-- Begin --
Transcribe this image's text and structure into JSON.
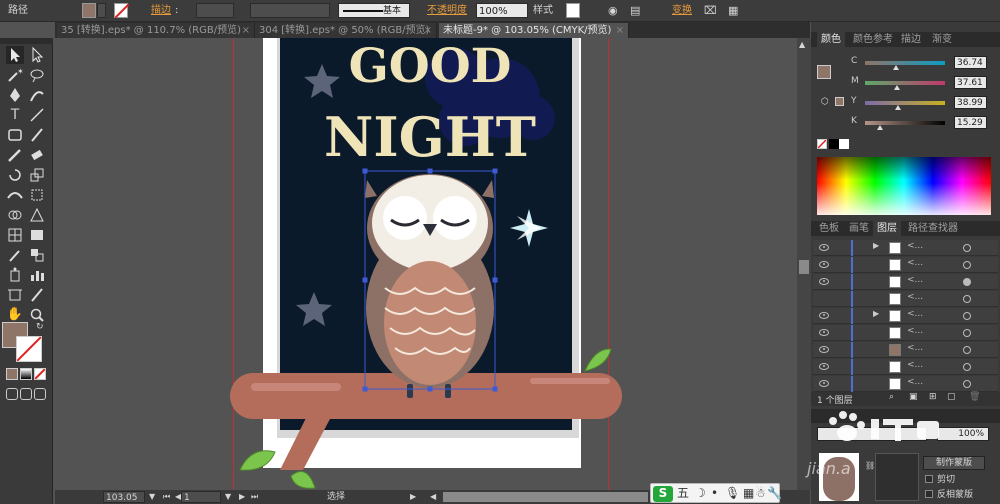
{
  "control_bar": {
    "selection_label": "路径",
    "stroke_label": "描边",
    "stroke_style": "基本",
    "opacity_label": "不透明度",
    "opacity_value": "100%",
    "style_label": "样式",
    "transform_label": "变换",
    "fill_color": "#8f7468"
  },
  "tabs": [
    {
      "label": "35 [转换].eps* @ 110.7% (RGB/预览)",
      "active": false
    },
    {
      "label": "304 [转换].eps* @ 50% (RGB/预览)",
      "active": false
    },
    {
      "label": "未标题-9* @ 103.05% (CMYK/预览)",
      "active": true
    }
  ],
  "artwork": {
    "line1": "GOOD",
    "line2": "NIGHT"
  },
  "status": {
    "zoom": "103.05",
    "page": "1",
    "tool": "选择"
  },
  "color_panel": {
    "tabs": [
      "颜色",
      "颜色参考",
      "描边",
      "渐变"
    ],
    "sliders": [
      {
        "label": "C",
        "value": "36.74",
        "pos": 0.37
      },
      {
        "label": "M",
        "value": "37.61",
        "pos": 0.38
      },
      {
        "label": "Y",
        "value": "38.99",
        "pos": 0.39
      },
      {
        "label": "K",
        "value": "15.29",
        "pos": 0.15
      }
    ]
  },
  "layers_panel": {
    "tabs": [
      "色板",
      "画笔",
      "图层",
      "路径查找器"
    ],
    "footer": "1 个图层",
    "rows": [
      {
        "name": "<...",
        "arrow": "▶",
        "thumb": "#ffffff"
      },
      {
        "name": "<...",
        "arrow": "",
        "thumb": "#ffffff"
      },
      {
        "name": "<...",
        "arrow": "",
        "thumb": "#ffffff"
      },
      {
        "name": "<...",
        "arrow": "",
        "thumb": "#ffffff"
      },
      {
        "name": "<...",
        "arrow": "▶",
        "thumb": "#ffffff"
      },
      {
        "name": "<...",
        "arrow": "",
        "thumb": "#ffffff"
      },
      {
        "name": "<...",
        "arrow": "",
        "thumb": "#8f7468"
      },
      {
        "name": "<...",
        "arrow": "",
        "thumb": "#ffffff"
      },
      {
        "name": "<...",
        "arrow": "",
        "thumb": "#ffffff"
      }
    ]
  },
  "bottom_panel": {
    "opacity_value": "100%",
    "make_mask": "制作蒙版",
    "clip": "剪切",
    "invert_mask": "反相蒙版",
    "watermark": "jian.a"
  },
  "ime": {
    "logo": "S",
    "mode": "五"
  }
}
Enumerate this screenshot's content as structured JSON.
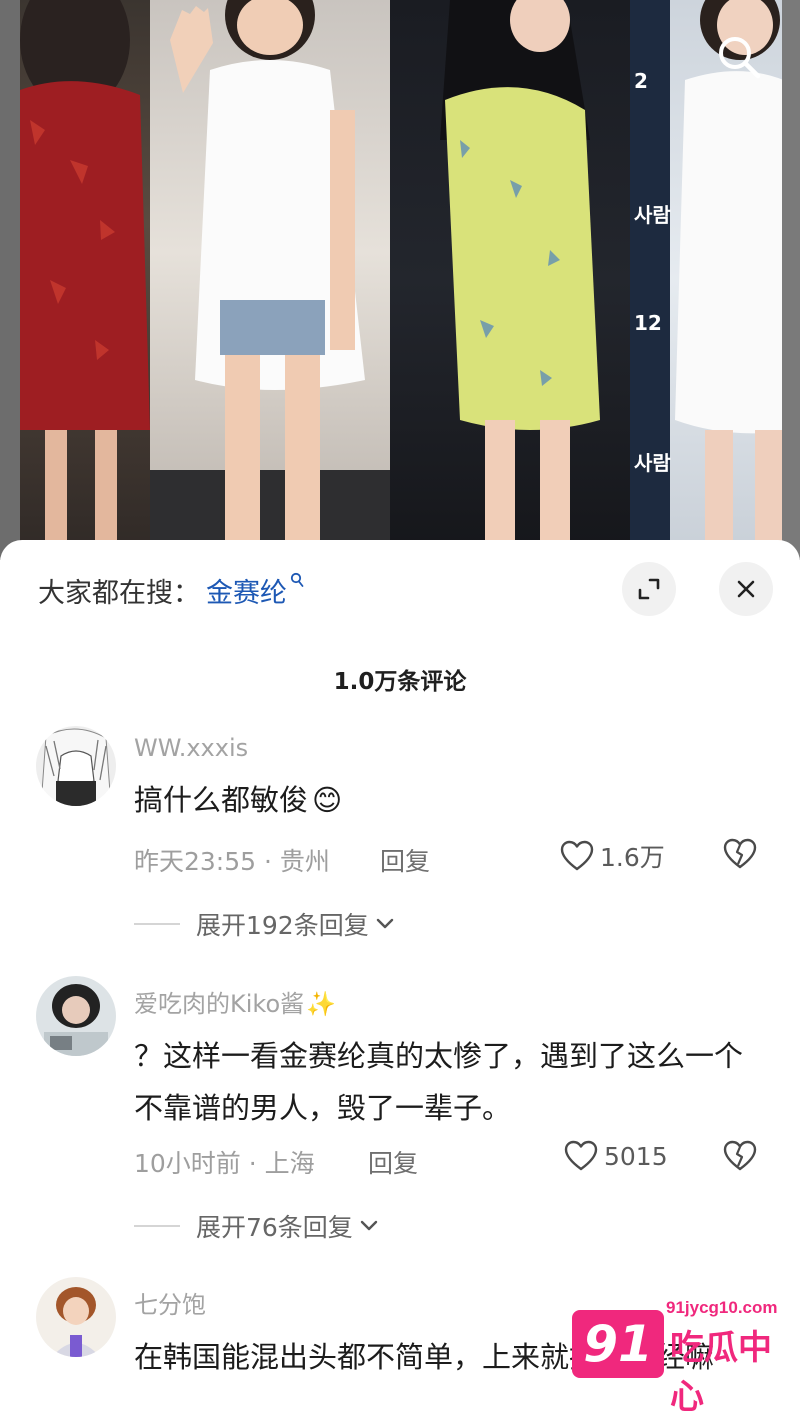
{
  "sheet": {
    "hot_search_label": "大家都在搜：",
    "hot_search_term": "金赛纶",
    "comment_count_title": "1.0万条评论"
  },
  "comments": [
    {
      "user": "WW.xxxis",
      "text": "搞什么都敏俊",
      "emoji": "😊",
      "time_location": "昨天23:55 · 贵州",
      "reply_label": "回复",
      "likes": "1.6万",
      "expand_label": "展开192条回复"
    },
    {
      "user": "爱吃肉的Kiko酱",
      "user_emoji": "✨",
      "text": "？这样一看金赛纶真的太惨了，遇到了这么一个不靠谱的男人，毁了一辈子。",
      "time_location": "10小时前 · 上海",
      "reply_label": "回复",
      "likes": "5015",
      "expand_label": "展开76条回复"
    },
    {
      "user": "七分饱",
      "text": "在韩国能混出头都不简单，上来就指望曾经嘛"
    }
  ],
  "watermark": {
    "badge": "91",
    "url": "91jycg10.com",
    "name": "吃瓜中心"
  },
  "colors": {
    "link_blue": "#1d58b4",
    "watermark_pink": "#f0287d"
  },
  "icons": [
    "search-icon",
    "collapse-icon",
    "close-icon",
    "heart-icon",
    "broken-heart-icon",
    "chevron-down-icon"
  ]
}
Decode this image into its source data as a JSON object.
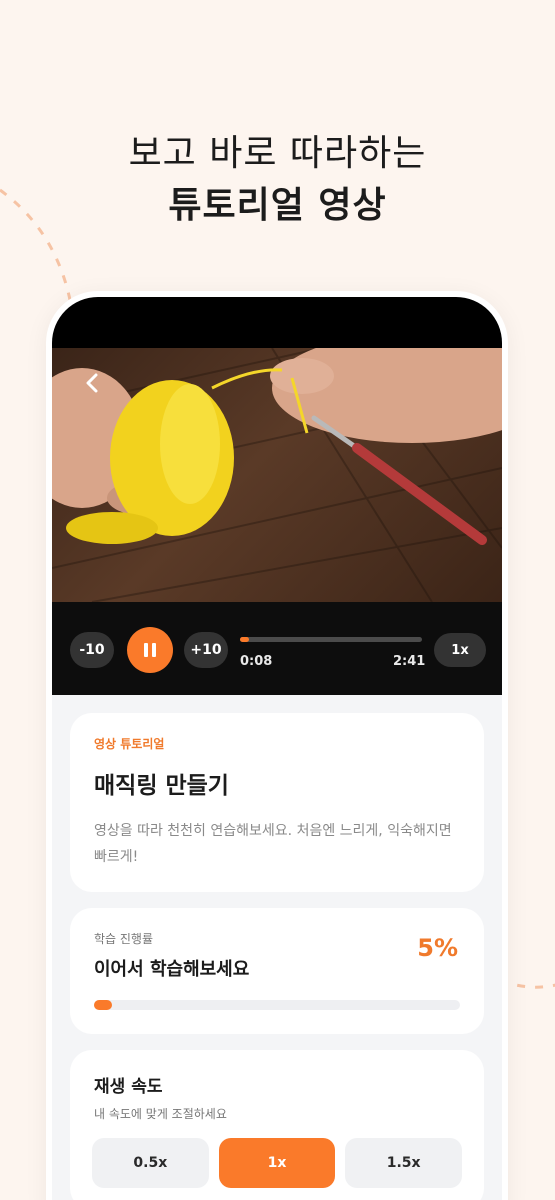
{
  "headline": {
    "line1": "보고 바로 따라하는",
    "line2": "튜토리얼 영상"
  },
  "player": {
    "skip_back": "-10",
    "skip_forward": "+10",
    "current_time": "0:08",
    "duration": "2:41",
    "progress": 0.05,
    "speed": "1x"
  },
  "tutorial": {
    "tag": "영상 튜토리얼",
    "title": "매직링 만들기",
    "description": "영상을 따라 천천히 연습해보세요. 처음엔 느리게, 익숙해지면 빠르게!"
  },
  "progress": {
    "label": "학습 진행률",
    "subtitle": "이어서 학습해보세요",
    "percent_text": "5%",
    "value": 0.05
  },
  "speed_settings": {
    "title": "재생 속도",
    "subtitle": "내 속도에 맞게 조절하세요",
    "options": [
      "0.5x",
      "1x",
      "1.5x"
    ],
    "selected": "1x"
  },
  "colors": {
    "accent": "#fa7a2a",
    "background": "#fdf5ef"
  },
  "icons": {
    "back": "chevron-left-icon",
    "pause": "pause-icon"
  }
}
-- End --
> _STATED PROBLEM_
Reproduce every line of the material precisely, omitting its pictures.

> _RESPONSE FOR THIS EXERCISE_
Transcribe this image's text and structure into JSON.
{
  "control_bar": {
    "selection_label": "路径",
    "stroke_label": "描边",
    "stroke_style": "基本",
    "opacity_label": "不透明度",
    "opacity_value": "100%",
    "style_label": "样式",
    "transform_label": "变换",
    "fill_color": "#8f7468"
  },
  "tabs": [
    {
      "label": "35 [转换].eps* @ 110.7% (RGB/预览)",
      "active": false
    },
    {
      "label": "304 [转换].eps* @ 50% (RGB/预览)",
      "active": false
    },
    {
      "label": "未标题-9* @ 103.05% (CMYK/预览)",
      "active": true
    }
  ],
  "artwork": {
    "line1": "GOOD",
    "line2": "NIGHT"
  },
  "status": {
    "zoom": "103.05",
    "page": "1",
    "tool": "选择"
  },
  "color_panel": {
    "tabs": [
      "颜色",
      "颜色参考",
      "描边",
      "渐变"
    ],
    "sliders": [
      {
        "label": "C",
        "value": "36.74",
        "pos": 0.37
      },
      {
        "label": "M",
        "value": "37.61",
        "pos": 0.38
      },
      {
        "label": "Y",
        "value": "38.99",
        "pos": 0.39
      },
      {
        "label": "K",
        "value": "15.29",
        "pos": 0.15
      }
    ]
  },
  "layers_panel": {
    "tabs": [
      "色板",
      "画笔",
      "图层",
      "路径查找器"
    ],
    "footer": "1 个图层",
    "rows": [
      {
        "name": "<...",
        "arrow": "▶",
        "thumb": "#ffffff"
      },
      {
        "name": "<...",
        "arrow": "",
        "thumb": "#ffffff"
      },
      {
        "name": "<...",
        "arrow": "",
        "thumb": "#ffffff"
      },
      {
        "name": "<...",
        "arrow": "",
        "thumb": "#ffffff"
      },
      {
        "name": "<...",
        "arrow": "▶",
        "thumb": "#ffffff"
      },
      {
        "name": "<...",
        "arrow": "",
        "thumb": "#ffffff"
      },
      {
        "name": "<...",
        "arrow": "",
        "thumb": "#8f7468"
      },
      {
        "name": "<...",
        "arrow": "",
        "thumb": "#ffffff"
      },
      {
        "name": "<...",
        "arrow": "",
        "thumb": "#ffffff"
      }
    ]
  },
  "bottom_panel": {
    "opacity_value": "100%",
    "make_mask": "制作蒙版",
    "clip": "剪切",
    "invert_mask": "反相蒙版",
    "watermark": "jian.a"
  },
  "ime": {
    "logo": "S",
    "mode": "五"
  }
}
Enumerate this screenshot's content as structured JSON.
{
  "sheet": {
    "hot_search_label": "大家都在搜：",
    "hot_search_term": "金赛纶",
    "comment_count_title": "1.0万条评论"
  },
  "comments": [
    {
      "user": "WW.xxxis",
      "text": "搞什么都敏俊",
      "emoji": "😊",
      "time_location": "昨天23:55 · 贵州",
      "reply_label": "回复",
      "likes": "1.6万",
      "expand_label": "展开192条回复"
    },
    {
      "user": "爱吃肉的Kiko酱",
      "user_emoji": "✨",
      "text": "？这样一看金赛纶真的太惨了，遇到了这么一个不靠谱的男人，毁了一辈子。",
      "time_location": "10小时前 · 上海",
      "reply_label": "回复",
      "likes": "5015",
      "expand_label": "展开76条回复"
    },
    {
      "user": "七分饱",
      "text": "在韩国能混出头都不简单，上来就指望曾经嘛"
    }
  ],
  "watermark": {
    "badge": "91",
    "url": "91jycg10.com",
    "name": "吃瓜中心"
  },
  "colors": {
    "link_blue": "#1d58b4",
    "watermark_pink": "#f0287d"
  },
  "icons": [
    "search-icon",
    "collapse-icon",
    "close-icon",
    "heart-icon",
    "broken-heart-icon",
    "chevron-down-icon"
  ]
}
Decode this image into its source data as a JSON object.
{
  "headline": {
    "line1": "보고 바로 따라하는",
    "line2": "튜토리얼 영상"
  },
  "player": {
    "skip_back": "-10",
    "skip_forward": "+10",
    "current_time": "0:08",
    "duration": "2:41",
    "progress": 0.05,
    "speed": "1x"
  },
  "tutorial": {
    "tag": "영상 튜토리얼",
    "title": "매직링 만들기",
    "description": "영상을 따라 천천히 연습해보세요. 처음엔 느리게, 익숙해지면 빠르게!"
  },
  "progress": {
    "label": "학습 진행률",
    "subtitle": "이어서 학습해보세요",
    "percent_text": "5%",
    "value": 0.05
  },
  "speed_settings": {
    "title": "재생 속도",
    "subtitle": "내 속도에 맞게 조절하세요",
    "options": [
      "0.5x",
      "1x",
      "1.5x"
    ],
    "selected": "1x"
  },
  "colors": {
    "accent": "#fa7a2a",
    "background": "#fdf5ef"
  },
  "icons": {
    "back": "chevron-left-icon",
    "pause": "pause-icon"
  }
}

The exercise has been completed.